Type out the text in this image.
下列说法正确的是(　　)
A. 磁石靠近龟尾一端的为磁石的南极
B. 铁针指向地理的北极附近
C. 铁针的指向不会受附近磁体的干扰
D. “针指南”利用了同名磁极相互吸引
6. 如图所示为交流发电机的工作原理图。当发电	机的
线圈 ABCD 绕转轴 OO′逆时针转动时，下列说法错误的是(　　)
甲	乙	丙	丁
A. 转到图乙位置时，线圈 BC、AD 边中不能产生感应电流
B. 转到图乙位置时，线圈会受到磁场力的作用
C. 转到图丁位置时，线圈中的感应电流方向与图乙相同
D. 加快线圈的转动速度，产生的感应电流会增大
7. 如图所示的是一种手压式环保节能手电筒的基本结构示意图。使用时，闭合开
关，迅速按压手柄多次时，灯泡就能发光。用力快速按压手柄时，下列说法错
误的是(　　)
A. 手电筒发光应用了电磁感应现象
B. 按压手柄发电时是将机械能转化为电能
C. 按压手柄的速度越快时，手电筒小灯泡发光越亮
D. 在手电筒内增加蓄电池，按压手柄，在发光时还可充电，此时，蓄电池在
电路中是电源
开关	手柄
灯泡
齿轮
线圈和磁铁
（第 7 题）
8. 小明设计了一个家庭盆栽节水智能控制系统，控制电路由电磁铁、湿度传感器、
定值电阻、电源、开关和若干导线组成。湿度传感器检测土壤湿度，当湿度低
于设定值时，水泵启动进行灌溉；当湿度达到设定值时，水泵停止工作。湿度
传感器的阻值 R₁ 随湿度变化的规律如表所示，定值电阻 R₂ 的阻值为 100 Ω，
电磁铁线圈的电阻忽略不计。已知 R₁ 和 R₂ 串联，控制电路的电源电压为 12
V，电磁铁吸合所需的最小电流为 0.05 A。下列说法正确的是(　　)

+---+

◆ **Aim**:
Reproduce the full set of records precisely.

◆ **Output below**:
Type out the text in this image.
下列说法正确的是(　　)
A. 磁石靠近龟尾一端的为磁石的南极
B. 铁针指向地理的北极附近
C. 铁针的指向不会受附近磁体的干扰
D. “针指南”利用了同名磁极相互吸引
6. 如图所示为交流发电机的工作原理图。当发电	机的
线圈 ABCD 绕转轴 OO′逆时针转动时，下列说法错误的是(　　)
甲	乙	丙	丁
A. 转到图乙位置时，线圈 BC、AD 边中不能产生感应电流
B. 转到图乙位置时，线圈会受到磁场力的作用
C. 转到图丁位置时，线圈中的感应电流方向与图乙相同
D. 加快线圈的转动速度，产生的感应电流会增大
7. 如图所示的是一种手压式环保节能手电筒的基本结构示意图。使用时，闭合开
关，迅速按压手柄多次时，灯泡就能发光。用力快速按压手柄时，下列说法错
误的是(　　)
A. 手电筒发光应用了电磁感应现象
B. 按压手柄发电时是将机械能转化为电能
C. 按压手柄的速度越快时，手电筒小灯泡发光越亮
D. 在手电筒内增加蓄电池，按压手柄，在发光时还可充电，此时，蓄电池在
电路中是电源
开关	手柄
灯泡
齿轮
线圈和磁铁
（第 7 题）
8. 小明设计了一个家庭盆栽节水智能控制系统，控制电路由电磁铁、湿度传感器、
定值电阻、电源、开关和若干导线组成。湿度传感器检测土壤湿度，当湿度低
于设定值时，水泵启动进行灌溉；当湿度达到设定值时，水泵停止工作。湿度
传感器的阻值 R₁ 随湿度变化的规律如表所示，定值电阻 R₂ 的阻值为 100 Ω，
电磁铁线圈的电阻忽略不计。已知 R₁ 和 R₂ 串联，控制电路的电源电压为 12
V，电磁铁吸合所需的最小电流为 0.05 A。下列说法正确的是(　　)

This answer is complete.